Set exercise: Isolate every line in the data with the string "title" and copy it.

Working data start

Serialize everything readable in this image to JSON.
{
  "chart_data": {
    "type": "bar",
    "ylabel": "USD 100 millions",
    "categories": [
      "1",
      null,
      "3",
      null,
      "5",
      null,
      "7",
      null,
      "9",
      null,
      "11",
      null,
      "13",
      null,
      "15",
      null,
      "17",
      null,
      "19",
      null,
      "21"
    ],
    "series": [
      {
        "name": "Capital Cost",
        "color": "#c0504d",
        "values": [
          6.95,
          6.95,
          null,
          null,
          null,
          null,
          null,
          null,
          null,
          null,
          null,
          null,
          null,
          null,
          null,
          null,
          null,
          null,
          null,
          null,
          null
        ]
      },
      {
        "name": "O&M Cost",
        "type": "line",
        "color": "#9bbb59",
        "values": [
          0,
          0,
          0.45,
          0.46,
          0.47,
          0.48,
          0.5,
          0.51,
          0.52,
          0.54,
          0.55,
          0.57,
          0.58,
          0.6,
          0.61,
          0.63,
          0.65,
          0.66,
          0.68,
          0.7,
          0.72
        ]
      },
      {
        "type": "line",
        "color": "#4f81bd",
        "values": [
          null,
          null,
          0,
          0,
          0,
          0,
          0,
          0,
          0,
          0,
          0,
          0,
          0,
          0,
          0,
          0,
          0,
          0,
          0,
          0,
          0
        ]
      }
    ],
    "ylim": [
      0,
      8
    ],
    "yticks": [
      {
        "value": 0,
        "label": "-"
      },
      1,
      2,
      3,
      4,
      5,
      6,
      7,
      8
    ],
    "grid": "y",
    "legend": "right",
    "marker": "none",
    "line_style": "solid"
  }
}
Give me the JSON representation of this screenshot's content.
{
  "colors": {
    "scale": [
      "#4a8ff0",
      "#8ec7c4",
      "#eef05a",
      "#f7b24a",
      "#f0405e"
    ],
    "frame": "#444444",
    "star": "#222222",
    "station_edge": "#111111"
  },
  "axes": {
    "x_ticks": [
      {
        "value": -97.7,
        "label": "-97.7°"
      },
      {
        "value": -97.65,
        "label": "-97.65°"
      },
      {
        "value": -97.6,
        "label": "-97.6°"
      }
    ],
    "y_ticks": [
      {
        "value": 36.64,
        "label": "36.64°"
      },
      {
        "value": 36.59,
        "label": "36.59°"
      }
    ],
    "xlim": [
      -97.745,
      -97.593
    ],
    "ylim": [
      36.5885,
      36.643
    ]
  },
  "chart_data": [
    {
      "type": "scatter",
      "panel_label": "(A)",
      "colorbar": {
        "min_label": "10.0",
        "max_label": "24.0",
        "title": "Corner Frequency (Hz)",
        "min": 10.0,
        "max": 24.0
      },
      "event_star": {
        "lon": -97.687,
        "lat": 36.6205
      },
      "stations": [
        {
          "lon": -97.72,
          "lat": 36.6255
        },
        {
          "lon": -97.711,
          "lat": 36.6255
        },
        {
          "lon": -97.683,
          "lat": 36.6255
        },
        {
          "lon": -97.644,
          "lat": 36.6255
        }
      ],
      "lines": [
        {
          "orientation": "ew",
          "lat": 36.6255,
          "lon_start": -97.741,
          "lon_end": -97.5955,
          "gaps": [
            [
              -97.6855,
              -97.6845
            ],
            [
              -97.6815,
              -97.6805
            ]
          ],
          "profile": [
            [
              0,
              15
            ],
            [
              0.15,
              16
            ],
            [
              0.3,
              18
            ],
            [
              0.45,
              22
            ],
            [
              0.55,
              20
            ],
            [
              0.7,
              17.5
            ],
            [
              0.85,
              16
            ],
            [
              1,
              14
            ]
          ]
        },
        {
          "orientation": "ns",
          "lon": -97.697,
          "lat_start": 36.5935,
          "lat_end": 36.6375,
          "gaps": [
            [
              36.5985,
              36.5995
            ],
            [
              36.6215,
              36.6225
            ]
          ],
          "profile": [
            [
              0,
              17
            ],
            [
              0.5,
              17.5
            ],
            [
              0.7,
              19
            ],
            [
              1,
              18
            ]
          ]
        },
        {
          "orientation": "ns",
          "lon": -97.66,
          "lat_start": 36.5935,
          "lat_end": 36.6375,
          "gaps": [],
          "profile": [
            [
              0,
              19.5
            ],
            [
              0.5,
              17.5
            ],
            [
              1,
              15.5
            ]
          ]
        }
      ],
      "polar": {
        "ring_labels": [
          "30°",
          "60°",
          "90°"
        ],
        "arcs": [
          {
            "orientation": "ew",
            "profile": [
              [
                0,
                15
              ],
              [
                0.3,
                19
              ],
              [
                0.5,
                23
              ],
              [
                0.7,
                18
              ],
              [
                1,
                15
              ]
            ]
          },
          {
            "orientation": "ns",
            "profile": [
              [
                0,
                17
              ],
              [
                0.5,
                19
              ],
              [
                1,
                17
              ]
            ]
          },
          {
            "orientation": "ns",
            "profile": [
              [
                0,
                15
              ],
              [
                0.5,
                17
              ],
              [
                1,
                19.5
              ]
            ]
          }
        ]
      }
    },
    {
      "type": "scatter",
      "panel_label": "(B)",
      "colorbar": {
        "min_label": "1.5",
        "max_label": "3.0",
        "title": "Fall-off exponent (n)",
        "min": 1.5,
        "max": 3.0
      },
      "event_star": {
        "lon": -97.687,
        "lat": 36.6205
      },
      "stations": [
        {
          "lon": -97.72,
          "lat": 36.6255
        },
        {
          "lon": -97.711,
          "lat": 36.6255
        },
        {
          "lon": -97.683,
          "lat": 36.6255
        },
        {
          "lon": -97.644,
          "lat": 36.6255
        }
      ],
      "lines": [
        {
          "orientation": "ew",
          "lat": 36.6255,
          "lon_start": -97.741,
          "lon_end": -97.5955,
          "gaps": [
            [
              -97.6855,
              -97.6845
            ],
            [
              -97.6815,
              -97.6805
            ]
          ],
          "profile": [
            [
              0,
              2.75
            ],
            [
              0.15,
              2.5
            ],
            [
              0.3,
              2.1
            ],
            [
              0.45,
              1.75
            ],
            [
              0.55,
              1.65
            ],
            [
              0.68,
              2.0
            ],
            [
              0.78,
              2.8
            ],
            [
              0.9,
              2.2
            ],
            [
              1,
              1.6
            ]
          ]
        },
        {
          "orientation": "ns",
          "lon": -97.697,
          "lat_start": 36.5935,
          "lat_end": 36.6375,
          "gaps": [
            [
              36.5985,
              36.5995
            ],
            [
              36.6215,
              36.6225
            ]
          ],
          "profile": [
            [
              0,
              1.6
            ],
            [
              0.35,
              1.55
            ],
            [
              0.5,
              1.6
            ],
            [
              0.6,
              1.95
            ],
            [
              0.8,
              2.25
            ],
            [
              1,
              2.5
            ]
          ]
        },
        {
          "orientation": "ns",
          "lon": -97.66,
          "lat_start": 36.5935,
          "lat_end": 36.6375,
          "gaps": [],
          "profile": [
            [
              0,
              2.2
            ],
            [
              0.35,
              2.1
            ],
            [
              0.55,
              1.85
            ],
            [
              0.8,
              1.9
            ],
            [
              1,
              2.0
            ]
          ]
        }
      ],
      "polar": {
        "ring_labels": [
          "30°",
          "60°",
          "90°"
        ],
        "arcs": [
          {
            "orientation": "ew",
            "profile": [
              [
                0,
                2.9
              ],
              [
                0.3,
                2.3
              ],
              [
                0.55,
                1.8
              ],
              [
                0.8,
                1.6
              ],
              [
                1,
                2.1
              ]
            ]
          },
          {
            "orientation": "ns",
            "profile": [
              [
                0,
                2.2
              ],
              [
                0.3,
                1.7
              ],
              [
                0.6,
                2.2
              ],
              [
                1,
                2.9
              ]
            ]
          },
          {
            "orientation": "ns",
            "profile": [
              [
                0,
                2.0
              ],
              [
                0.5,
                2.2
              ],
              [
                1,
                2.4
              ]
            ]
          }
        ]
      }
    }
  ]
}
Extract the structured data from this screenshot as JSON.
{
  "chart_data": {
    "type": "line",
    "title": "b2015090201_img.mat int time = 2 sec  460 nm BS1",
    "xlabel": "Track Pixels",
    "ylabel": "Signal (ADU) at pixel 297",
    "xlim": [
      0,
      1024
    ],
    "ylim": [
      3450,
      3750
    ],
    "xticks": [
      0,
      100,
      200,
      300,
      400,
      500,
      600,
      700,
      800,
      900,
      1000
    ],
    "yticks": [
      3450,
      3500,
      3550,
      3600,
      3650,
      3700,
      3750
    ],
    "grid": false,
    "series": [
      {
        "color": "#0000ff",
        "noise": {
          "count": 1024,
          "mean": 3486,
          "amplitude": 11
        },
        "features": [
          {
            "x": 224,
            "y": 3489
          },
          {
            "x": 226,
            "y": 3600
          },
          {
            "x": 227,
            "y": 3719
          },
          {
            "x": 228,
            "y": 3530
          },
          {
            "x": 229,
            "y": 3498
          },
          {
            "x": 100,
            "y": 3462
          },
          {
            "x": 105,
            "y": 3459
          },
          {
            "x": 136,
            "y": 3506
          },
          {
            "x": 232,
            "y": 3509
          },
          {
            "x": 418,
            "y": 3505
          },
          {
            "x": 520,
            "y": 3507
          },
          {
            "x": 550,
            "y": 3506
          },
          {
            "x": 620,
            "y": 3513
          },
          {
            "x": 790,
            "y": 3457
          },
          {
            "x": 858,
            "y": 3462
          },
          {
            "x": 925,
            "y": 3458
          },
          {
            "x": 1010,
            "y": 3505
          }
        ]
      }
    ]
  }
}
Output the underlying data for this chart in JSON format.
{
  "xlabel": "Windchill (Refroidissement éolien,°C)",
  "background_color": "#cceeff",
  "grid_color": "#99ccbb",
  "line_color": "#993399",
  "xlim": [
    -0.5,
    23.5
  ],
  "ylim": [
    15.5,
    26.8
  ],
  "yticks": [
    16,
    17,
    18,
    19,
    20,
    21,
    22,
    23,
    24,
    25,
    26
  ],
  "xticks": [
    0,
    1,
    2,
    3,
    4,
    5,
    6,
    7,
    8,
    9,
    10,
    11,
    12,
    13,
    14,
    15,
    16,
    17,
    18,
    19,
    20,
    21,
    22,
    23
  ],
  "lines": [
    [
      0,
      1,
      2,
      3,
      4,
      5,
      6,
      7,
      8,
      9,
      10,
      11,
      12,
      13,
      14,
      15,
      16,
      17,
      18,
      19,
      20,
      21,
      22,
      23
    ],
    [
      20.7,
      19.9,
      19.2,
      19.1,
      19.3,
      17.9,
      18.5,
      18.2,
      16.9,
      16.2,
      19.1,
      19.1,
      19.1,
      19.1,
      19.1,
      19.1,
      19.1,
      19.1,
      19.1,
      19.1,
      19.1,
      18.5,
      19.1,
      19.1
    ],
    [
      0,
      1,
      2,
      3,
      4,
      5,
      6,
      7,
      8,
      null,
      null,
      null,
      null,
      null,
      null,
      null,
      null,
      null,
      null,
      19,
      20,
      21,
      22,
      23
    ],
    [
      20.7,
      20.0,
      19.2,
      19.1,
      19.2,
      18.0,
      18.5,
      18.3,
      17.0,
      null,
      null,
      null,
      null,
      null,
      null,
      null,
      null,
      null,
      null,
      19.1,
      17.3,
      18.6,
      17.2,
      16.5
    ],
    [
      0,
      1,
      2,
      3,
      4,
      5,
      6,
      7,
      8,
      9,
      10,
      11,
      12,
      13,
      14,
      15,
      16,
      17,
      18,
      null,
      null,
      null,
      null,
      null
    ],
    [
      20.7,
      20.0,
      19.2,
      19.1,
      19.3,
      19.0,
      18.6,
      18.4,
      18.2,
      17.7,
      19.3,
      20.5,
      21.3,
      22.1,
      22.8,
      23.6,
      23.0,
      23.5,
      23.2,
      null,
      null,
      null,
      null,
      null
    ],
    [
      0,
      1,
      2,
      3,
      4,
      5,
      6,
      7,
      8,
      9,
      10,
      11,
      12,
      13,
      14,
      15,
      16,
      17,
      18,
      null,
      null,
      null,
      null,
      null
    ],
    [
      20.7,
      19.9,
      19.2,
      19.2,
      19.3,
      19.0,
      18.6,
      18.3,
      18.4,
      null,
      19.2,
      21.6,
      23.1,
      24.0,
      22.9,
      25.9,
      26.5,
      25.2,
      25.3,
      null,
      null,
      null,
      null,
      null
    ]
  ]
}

Working data end

Answer in full:
        "title": "Corner Frequency (Hz)",
        "title": "Fall-off exponent (n)",
    "title": "b2015090201_img.mat int time = 2 sec  460 nm BS1",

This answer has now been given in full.